**Prompt:**
Work through the data line by line, gathering every line that has the word "back".

· · · · ·

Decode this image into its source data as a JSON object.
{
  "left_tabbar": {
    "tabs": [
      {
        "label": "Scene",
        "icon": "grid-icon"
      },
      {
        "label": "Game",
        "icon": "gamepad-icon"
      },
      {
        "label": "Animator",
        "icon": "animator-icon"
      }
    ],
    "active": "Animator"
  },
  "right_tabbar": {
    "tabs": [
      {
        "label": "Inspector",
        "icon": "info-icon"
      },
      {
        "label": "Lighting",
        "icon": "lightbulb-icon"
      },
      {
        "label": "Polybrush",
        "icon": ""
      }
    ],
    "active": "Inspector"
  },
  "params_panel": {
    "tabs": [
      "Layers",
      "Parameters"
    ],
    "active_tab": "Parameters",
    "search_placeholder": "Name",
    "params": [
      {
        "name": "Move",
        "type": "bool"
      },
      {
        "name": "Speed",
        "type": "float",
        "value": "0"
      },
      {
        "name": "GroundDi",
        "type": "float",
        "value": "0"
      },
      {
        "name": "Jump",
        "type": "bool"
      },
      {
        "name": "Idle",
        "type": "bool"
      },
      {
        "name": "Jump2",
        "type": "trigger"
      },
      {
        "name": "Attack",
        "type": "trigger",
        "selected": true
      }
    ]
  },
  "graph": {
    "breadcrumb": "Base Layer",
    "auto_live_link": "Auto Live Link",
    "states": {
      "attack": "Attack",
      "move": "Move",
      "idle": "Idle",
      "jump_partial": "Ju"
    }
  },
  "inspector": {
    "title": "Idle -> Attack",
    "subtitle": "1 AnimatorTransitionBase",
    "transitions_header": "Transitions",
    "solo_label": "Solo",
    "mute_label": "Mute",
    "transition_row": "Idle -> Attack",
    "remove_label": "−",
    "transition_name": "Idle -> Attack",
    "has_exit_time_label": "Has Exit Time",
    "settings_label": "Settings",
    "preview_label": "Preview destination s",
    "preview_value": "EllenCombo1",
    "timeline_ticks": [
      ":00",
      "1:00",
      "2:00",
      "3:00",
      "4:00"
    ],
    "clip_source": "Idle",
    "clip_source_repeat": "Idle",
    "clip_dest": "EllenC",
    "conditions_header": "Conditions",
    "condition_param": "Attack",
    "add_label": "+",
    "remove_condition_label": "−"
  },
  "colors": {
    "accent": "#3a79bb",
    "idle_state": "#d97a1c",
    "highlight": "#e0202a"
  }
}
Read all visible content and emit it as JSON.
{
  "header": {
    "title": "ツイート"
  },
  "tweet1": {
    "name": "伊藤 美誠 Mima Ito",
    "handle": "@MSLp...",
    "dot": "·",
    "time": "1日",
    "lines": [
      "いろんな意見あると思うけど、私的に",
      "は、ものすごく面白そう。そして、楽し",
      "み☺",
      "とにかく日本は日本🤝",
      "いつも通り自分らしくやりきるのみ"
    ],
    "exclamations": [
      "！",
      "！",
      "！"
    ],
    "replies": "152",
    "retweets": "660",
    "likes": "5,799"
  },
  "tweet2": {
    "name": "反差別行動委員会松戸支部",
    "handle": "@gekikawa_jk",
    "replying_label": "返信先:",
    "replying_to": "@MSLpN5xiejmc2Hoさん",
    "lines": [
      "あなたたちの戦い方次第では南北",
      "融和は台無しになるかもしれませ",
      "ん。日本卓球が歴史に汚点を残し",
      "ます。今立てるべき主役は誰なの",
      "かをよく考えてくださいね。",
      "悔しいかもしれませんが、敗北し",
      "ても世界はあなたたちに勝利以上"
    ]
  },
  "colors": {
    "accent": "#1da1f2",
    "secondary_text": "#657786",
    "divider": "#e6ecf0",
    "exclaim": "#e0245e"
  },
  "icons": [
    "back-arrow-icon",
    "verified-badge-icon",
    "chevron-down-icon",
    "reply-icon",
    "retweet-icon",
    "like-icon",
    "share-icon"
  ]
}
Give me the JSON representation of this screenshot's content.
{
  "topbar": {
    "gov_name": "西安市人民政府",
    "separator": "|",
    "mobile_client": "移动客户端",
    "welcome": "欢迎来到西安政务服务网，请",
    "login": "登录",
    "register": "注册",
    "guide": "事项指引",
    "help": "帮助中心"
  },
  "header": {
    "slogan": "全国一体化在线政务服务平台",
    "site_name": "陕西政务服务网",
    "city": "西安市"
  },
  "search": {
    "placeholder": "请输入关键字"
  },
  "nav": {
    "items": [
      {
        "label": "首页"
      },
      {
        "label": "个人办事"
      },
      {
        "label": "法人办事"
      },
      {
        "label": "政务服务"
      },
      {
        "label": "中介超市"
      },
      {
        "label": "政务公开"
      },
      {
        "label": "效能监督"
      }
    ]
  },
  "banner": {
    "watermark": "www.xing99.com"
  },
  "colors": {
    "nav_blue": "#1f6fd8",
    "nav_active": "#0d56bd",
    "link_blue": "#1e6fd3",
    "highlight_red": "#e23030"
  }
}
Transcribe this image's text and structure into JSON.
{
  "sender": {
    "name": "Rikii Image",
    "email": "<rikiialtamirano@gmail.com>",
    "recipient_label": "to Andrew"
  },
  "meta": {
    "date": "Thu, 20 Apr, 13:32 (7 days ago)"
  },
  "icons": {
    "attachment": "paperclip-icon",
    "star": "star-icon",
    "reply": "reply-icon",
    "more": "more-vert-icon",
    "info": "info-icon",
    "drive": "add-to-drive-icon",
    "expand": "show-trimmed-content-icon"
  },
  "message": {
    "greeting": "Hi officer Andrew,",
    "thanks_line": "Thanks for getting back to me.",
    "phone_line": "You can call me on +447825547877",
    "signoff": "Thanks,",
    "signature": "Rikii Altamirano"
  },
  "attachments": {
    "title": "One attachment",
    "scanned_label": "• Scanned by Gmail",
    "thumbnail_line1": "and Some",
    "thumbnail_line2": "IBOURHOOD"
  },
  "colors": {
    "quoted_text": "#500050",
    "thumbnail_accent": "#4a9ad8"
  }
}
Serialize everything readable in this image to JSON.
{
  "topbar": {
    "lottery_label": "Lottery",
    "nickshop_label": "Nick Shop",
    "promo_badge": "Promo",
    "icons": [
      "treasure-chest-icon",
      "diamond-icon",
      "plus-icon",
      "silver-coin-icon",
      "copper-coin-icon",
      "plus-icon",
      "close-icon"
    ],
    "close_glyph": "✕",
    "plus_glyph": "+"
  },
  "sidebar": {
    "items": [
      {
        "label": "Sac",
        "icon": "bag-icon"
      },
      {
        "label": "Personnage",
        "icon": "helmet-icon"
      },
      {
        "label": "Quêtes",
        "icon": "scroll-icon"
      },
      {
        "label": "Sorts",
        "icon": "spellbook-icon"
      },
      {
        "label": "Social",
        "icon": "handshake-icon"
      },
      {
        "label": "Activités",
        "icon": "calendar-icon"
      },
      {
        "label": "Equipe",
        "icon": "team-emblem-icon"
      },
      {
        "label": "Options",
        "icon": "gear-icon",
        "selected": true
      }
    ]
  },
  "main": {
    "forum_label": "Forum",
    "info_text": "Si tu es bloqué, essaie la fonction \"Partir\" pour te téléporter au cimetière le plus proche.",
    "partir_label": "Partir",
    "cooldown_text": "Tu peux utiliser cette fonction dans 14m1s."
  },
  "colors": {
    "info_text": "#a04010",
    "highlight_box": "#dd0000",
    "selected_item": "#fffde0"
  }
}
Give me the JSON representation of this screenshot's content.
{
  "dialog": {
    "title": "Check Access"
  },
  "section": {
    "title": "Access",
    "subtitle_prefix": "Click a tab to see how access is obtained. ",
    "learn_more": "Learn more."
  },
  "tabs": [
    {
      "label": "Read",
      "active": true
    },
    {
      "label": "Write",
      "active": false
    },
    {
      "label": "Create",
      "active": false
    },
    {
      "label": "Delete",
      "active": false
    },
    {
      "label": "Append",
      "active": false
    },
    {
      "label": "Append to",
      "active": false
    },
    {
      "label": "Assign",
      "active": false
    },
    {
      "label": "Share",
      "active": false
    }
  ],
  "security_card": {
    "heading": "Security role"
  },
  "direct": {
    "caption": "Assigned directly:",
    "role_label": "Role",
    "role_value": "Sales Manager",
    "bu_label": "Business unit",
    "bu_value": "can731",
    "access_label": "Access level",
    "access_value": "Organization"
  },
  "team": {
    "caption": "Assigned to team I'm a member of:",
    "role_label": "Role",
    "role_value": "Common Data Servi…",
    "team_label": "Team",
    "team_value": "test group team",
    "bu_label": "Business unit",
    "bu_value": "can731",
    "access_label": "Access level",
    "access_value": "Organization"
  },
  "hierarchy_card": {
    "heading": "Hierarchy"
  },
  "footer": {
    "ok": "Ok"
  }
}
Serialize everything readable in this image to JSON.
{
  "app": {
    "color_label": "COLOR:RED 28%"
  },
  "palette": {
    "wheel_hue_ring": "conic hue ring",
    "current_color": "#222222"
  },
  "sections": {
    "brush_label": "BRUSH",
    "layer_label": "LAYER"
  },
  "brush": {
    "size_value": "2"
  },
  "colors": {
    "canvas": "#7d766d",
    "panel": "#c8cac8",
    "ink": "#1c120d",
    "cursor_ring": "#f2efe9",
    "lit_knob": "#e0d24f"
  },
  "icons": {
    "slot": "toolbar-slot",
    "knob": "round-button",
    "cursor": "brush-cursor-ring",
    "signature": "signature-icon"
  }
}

· · · · ·

**Response for this exercise:**
    "back-arrow-icon",
    "thanks_line": "Thanks for getting back to me.",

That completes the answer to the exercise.